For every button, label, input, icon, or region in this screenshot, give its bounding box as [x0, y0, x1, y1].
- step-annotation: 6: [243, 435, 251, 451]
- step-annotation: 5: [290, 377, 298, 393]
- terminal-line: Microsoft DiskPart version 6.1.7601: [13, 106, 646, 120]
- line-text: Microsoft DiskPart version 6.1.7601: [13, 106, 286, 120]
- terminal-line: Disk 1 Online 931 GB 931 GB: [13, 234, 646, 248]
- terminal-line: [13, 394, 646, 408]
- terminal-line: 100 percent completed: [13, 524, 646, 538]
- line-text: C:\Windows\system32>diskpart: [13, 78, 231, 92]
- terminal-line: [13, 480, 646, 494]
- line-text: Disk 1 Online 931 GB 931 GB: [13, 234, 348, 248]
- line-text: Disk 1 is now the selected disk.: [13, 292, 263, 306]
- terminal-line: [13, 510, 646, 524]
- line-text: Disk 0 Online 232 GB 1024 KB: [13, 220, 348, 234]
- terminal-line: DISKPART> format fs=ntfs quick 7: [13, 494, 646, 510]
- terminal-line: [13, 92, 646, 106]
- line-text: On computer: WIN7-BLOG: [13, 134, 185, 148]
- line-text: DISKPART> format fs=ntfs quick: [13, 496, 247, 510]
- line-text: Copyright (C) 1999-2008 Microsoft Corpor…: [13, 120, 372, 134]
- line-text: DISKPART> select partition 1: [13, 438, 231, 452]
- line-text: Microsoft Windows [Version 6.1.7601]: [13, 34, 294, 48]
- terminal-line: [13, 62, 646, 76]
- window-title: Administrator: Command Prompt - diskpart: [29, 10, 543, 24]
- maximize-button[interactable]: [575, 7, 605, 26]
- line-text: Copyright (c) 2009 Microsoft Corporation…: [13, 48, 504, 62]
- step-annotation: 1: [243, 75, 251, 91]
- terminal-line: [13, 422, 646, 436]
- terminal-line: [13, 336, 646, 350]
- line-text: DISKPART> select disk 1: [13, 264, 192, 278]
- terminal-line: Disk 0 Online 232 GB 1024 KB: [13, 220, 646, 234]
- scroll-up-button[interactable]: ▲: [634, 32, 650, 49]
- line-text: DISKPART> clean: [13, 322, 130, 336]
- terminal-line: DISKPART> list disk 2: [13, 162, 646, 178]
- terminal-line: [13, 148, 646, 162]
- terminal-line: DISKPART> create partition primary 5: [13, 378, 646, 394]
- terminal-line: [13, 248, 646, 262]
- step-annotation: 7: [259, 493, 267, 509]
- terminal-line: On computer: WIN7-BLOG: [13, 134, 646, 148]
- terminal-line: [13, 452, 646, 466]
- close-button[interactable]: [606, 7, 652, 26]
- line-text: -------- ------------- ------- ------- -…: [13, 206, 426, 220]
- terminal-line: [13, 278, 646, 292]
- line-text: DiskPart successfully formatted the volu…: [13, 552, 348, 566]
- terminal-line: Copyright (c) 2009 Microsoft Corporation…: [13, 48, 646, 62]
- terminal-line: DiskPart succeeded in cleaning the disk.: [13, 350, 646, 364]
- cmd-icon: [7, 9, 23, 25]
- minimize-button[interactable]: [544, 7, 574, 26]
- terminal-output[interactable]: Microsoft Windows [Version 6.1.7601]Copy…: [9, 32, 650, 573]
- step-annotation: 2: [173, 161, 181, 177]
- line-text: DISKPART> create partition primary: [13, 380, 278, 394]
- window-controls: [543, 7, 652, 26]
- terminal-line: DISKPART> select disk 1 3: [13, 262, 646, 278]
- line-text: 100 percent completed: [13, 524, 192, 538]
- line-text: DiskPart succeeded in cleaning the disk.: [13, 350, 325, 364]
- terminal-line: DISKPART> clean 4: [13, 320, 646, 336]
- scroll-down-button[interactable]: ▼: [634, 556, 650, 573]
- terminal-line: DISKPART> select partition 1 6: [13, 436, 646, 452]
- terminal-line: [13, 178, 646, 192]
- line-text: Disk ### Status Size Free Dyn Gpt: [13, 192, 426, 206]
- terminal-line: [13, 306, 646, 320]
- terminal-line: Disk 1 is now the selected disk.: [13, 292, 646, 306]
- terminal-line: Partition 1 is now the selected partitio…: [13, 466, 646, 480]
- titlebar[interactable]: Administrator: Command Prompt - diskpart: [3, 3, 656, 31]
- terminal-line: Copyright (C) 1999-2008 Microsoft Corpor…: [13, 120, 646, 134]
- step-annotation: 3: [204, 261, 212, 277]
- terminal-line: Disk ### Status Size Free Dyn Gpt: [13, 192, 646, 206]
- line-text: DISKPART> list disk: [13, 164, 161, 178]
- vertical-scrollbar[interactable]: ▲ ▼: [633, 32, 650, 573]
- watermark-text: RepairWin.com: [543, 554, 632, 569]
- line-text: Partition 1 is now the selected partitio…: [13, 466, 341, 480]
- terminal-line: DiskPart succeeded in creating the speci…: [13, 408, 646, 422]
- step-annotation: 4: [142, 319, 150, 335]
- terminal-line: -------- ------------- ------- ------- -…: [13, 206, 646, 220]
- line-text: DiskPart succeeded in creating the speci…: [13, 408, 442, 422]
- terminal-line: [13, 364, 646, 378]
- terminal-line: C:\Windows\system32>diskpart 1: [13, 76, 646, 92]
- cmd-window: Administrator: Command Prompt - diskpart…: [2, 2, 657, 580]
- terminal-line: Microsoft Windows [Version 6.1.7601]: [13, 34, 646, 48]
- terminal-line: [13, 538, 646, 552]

__________________________________________________

BRIEF: Update the data above by replacing every "step-annotation" with "step-marker" and leaving everything else unchanged.

WRITTEN ANSWER:
For every button, label, input, icon, or region in this screenshot, give its bounding box as [x0, y0, x1, y1].
- step-marker: 6: [243, 435, 251, 451]
- step-marker: 5: [290, 377, 298, 393]
- terminal-line: Microsoft DiskPart version 6.1.7601: [13, 106, 646, 120]
- line-text: Microsoft DiskPart version 6.1.7601: [13, 106, 286, 120]
- terminal-line: Disk 1 Online 931 GB 931 GB: [13, 234, 646, 248]
- terminal-line: [13, 394, 646, 408]
- terminal-line: 100 percent completed: [13, 524, 646, 538]
- line-text: C:\Windows\system32>diskpart: [13, 78, 231, 92]
- terminal-line: [13, 480, 646, 494]
- line-text: Disk 1 Online 931 GB 931 GB: [13, 234, 348, 248]
- line-text: Disk 1 is now the selected disk.: [13, 292, 263, 306]
- terminal-line: [13, 510, 646, 524]
- line-text: Disk 0 Online 232 GB 1024 KB: [13, 220, 348, 234]
- terminal-line: DISKPART> format fs=ntfs quick 7: [13, 494, 646, 510]
- terminal-line: [13, 92, 646, 106]
- line-text: On computer: WIN7-BLOG: [13, 134, 185, 148]
- line-text: DISKPART> format fs=ntfs quick: [13, 496, 247, 510]
- line-text: Copyright (C) 1999-2008 Microsoft Corpor…: [13, 120, 372, 134]
- line-text: DISKPART> select partition 1: [13, 438, 231, 452]
- line-text: Microsoft Windows [Version 6.1.7601]: [13, 34, 294, 48]
- terminal-line: [13, 62, 646, 76]
- window-title: Administrator: Command Prompt - diskpart: [29, 10, 543, 24]
- maximize-button[interactable]: [575, 7, 605, 26]
- line-text: Copyright (c) 2009 Microsoft Corporation…: [13, 48, 504, 62]
- step-marker: 1: [243, 75, 251, 91]
- terminal-line: [13, 422, 646, 436]
- terminal-line: [13, 336, 646, 350]
- line-text: DISKPART> select disk 1: [13, 264, 192, 278]
- terminal-line: Disk 0 Online 232 GB 1024 KB: [13, 220, 646, 234]
- scroll-up-button[interactable]: ▲: [634, 32, 650, 49]
- line-text: DISKPART> clean: [13, 322, 130, 336]
- terminal-line: DISKPART> list disk 2: [13, 162, 646, 178]
- terminal-line: [13, 148, 646, 162]
- terminal-line: DISKPART> create partition primary 5: [13, 378, 646, 394]
- terminal-line: [13, 248, 646, 262]
- step-marker: 7: [259, 493, 267, 509]
- terminal-line: On computer: WIN7-BLOG: [13, 134, 646, 148]
- terminal-line: [13, 452, 646, 466]
- close-button[interactable]: [606, 7, 652, 26]
- line-text: -------- ------------- ------- ------- -…: [13, 206, 426, 220]
- terminal-line: [13, 278, 646, 292]
- line-text: DiskPart successfully formatted the volu…: [13, 552, 348, 566]
- terminal-line: Copyright (c) 2009 Microsoft Corporation…: [13, 48, 646, 62]
- terminal-line: DiskPart succeeded in cleaning the disk.: [13, 350, 646, 364]
- cmd-icon: [7, 9, 23, 25]
- minimize-button[interactable]: [544, 7, 574, 26]
- terminal-output[interactable]: Microsoft Windows [Version 6.1.7601]Copy…: [9, 32, 650, 573]
- step-marker: 2: [173, 161, 181, 177]
- line-text: DISKPART> create partition primary: [13, 380, 278, 394]
- window-controls: [543, 7, 652, 26]
- terminal-line: DISKPART> select disk 1 3: [13, 262, 646, 278]
- line-text: 100 percent completed: [13, 524, 192, 538]
- line-text: DiskPart succeeded in cleaning the disk.: [13, 350, 325, 364]
- terminal-line: DISKPART> clean 4: [13, 320, 646, 336]
- scroll-down-button[interactable]: ▼: [634, 556, 650, 573]
- terminal-line: DISKPART> select partition 1 6: [13, 436, 646, 452]
- terminal-line: [13, 178, 646, 192]
- line-text: Disk ### Status Size Free Dyn Gpt: [13, 192, 426, 206]
- terminal-line: [13, 306, 646, 320]
- terminal-line: Disk 1 is now the selected disk.: [13, 292, 646, 306]
- terminal-line: Partition 1 is now the selected partitio…: [13, 466, 646, 480]
- titlebar[interactable]: Administrator: Command Prompt - diskpart: [3, 3, 656, 31]
- terminal-line: Copyright (C) 1999-2008 Microsoft Corpor…: [13, 120, 646, 134]
- step-marker: 3: [204, 261, 212, 277]
- terminal-line: Disk ### Status Size Free Dyn Gpt: [13, 192, 646, 206]
- line-text: DISKPART> list disk: [13, 164, 161, 178]
- vertical-scrollbar[interactable]: ▲ ▼: [633, 32, 650, 573]
- watermark-text: RepairWin.com: [543, 554, 632, 569]
- line-text: Partition 1 is now the selected partitio…: [13, 466, 341, 480]
- terminal-line: DiskPart succeeded in creating the speci…: [13, 408, 646, 422]
- step-marker: 4: [142, 319, 150, 335]
- terminal-line: -------- ------------- ------- ------- -…: [13, 206, 646, 220]
- line-text: DiskPart succeeded in creating the speci…: [13, 408, 442, 422]
- terminal-line: [13, 364, 646, 378]
- terminal-line: C:\Windows\system32>diskpart 1: [13, 76, 646, 92]
- cmd-window: Administrator: Command Prompt - diskpart…: [2, 2, 657, 580]
- terminal-line: Microsoft Windows [Version 6.1.7601]: [13, 34, 646, 48]
- terminal-line: [13, 538, 646, 552]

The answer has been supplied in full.